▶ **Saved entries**
________________________________________

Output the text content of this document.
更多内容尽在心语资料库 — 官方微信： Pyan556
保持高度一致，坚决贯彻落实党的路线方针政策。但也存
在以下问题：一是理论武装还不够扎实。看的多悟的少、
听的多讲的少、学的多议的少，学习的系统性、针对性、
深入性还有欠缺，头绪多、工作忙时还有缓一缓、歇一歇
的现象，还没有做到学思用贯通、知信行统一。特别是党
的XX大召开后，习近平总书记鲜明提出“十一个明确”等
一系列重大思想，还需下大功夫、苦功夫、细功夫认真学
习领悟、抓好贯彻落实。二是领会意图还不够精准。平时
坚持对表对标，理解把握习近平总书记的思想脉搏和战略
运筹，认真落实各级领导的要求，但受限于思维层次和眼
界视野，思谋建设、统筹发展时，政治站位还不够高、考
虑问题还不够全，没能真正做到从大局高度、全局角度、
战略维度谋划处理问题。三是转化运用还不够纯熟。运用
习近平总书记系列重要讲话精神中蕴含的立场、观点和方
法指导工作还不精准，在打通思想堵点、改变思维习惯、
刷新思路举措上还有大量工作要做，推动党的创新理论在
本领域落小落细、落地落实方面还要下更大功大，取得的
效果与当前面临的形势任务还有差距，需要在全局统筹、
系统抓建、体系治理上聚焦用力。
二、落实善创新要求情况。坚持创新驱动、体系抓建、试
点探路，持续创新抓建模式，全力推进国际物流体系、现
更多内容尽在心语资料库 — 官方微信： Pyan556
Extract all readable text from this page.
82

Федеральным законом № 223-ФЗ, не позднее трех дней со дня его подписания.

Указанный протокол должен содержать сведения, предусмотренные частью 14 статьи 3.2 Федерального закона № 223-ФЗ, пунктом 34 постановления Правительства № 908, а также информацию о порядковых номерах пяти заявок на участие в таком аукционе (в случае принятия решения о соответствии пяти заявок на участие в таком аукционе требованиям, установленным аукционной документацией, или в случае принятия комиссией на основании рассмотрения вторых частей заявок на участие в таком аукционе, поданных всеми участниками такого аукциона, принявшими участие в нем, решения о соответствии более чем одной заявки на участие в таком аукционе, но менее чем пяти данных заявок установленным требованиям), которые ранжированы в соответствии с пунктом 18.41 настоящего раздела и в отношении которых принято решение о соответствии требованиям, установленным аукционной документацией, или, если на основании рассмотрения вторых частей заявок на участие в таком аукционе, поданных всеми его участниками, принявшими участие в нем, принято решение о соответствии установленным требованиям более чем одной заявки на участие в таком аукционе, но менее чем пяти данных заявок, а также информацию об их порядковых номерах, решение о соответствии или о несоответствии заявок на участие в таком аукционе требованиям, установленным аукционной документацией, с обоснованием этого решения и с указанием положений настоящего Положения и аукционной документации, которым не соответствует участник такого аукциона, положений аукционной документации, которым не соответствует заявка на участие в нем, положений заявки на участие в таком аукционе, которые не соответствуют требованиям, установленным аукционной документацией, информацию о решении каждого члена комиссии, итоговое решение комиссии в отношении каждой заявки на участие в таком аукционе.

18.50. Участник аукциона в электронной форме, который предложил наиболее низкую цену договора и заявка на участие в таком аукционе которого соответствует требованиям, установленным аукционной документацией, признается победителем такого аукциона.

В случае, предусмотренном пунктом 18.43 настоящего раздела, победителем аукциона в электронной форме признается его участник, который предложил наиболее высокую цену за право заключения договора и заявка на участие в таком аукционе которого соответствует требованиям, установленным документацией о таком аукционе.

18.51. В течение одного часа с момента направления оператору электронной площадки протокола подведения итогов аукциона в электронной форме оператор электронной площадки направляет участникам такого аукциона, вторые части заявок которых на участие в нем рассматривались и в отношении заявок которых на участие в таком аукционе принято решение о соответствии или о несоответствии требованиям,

________________________________________

Look through the entries above for the word "договора". Copy every line where it shows up.

18.50. Участник аукциона в электронной форме, который предложил наиболее низкую цену договора и заявка на участие в таком аукционе которого соответствует требованиям, установленным аукционной документацией, признается победителем такого аукциона.
В случае, предусмотренном пунктом 18.43 настоящего раздела, победителем аукциона в электронной форме признается его участник, который предложил наиболее высокую цену за право заключения договора и заявка на участие в таком аукционе которого соответствует требованиям, установленным документацией о таком аукционе.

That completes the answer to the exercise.